**WHAT TO PRODUCE**
Scan the data. Collect each line that contains the word "公式之家".

Dataset items
[BEGIN]

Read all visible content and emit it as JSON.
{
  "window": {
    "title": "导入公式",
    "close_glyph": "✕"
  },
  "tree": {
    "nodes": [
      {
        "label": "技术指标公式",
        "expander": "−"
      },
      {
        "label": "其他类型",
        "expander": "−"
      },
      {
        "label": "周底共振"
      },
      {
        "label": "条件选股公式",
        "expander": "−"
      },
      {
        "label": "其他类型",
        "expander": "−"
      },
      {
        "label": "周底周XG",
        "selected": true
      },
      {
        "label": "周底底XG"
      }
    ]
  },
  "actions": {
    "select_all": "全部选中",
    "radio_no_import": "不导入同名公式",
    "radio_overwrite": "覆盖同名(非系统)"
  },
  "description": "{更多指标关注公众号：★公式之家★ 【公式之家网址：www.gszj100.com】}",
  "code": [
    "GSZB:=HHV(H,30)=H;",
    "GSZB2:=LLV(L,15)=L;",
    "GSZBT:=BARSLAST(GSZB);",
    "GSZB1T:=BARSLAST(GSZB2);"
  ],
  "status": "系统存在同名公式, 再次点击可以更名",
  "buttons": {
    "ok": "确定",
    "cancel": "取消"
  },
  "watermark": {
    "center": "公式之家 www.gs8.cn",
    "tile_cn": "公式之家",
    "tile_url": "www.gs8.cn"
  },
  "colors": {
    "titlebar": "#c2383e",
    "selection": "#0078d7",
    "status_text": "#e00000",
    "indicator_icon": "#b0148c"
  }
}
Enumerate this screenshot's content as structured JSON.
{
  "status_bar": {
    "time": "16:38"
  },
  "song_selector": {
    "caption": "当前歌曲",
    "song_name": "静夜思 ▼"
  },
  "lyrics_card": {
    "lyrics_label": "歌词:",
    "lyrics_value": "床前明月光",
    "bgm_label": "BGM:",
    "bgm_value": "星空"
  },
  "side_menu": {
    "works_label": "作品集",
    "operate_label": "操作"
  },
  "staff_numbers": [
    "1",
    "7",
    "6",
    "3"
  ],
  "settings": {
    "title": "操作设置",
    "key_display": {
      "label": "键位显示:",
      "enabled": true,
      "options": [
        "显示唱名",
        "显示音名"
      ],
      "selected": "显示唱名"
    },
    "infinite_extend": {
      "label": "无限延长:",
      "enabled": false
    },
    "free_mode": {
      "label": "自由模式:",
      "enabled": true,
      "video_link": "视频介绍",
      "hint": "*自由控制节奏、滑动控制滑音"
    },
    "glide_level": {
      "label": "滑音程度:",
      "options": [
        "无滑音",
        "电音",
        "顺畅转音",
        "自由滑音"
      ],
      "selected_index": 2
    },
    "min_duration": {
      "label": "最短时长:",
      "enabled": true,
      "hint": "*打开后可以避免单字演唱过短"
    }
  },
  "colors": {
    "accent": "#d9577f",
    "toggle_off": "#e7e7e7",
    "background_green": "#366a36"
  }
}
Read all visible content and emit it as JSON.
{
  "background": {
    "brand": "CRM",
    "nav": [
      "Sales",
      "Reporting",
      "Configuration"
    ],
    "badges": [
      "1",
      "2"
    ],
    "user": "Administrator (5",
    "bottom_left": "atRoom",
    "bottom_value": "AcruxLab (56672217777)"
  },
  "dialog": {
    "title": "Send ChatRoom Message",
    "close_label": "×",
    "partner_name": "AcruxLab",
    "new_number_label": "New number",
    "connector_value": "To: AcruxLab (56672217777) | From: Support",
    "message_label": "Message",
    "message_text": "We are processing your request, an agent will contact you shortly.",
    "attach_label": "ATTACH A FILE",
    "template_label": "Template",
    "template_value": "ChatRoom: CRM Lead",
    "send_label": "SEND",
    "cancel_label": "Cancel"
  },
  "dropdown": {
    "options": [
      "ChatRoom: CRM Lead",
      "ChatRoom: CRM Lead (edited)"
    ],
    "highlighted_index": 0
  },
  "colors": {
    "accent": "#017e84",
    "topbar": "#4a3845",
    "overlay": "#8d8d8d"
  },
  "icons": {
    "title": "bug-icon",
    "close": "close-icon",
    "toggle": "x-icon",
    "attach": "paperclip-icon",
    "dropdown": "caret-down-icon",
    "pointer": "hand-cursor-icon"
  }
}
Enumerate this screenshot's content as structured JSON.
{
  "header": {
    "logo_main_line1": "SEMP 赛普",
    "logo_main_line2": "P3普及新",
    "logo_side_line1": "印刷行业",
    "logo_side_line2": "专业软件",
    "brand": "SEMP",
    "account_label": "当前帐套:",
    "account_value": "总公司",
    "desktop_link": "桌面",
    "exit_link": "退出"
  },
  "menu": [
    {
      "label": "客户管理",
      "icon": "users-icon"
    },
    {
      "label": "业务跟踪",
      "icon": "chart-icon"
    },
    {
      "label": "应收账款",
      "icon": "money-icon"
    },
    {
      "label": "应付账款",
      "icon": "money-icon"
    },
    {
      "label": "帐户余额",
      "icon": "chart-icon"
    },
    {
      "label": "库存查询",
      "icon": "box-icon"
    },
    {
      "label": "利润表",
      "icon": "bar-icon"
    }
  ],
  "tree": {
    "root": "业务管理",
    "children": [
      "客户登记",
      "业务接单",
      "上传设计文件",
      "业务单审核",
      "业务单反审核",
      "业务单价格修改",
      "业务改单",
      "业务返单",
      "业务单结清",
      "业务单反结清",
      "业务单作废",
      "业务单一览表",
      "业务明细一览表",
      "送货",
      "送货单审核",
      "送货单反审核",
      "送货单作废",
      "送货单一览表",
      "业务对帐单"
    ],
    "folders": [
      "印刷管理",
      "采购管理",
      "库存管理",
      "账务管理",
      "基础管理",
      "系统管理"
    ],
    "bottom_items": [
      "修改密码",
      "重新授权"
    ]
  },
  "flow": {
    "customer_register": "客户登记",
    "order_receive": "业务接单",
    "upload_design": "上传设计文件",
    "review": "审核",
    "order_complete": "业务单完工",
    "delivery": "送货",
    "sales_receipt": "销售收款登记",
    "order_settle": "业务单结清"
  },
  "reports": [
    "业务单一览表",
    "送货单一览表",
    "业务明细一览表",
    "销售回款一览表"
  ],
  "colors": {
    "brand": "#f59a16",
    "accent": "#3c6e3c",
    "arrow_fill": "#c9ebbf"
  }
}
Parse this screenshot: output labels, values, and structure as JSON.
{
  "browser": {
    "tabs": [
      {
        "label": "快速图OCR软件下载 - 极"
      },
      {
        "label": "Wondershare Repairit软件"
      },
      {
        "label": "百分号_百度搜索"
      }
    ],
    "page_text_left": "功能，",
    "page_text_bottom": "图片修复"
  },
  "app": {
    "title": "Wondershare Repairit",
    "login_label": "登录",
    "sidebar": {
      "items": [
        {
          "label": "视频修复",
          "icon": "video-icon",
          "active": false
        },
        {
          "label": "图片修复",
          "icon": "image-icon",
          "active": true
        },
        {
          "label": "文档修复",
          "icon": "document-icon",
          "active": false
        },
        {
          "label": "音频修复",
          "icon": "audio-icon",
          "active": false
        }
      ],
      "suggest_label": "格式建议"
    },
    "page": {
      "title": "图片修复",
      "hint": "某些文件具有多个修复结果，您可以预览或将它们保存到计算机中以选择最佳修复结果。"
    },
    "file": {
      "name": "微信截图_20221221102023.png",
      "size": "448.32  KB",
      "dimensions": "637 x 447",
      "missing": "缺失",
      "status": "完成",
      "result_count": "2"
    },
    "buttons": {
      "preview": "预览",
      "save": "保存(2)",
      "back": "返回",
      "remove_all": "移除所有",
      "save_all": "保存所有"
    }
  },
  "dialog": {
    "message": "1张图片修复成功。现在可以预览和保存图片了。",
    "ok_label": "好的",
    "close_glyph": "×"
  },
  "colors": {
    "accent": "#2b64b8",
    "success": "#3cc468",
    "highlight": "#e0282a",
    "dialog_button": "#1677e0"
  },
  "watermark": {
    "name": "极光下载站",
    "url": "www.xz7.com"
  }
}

[END]

**THE RESPONSE**
  "description": "{更多指标关注公众号：★公式之家★ 【公式之家网址：www.gszj100.com】}",
    "center": "公式之家 www.gs8.cn",
    "tile_cn": "公式之家",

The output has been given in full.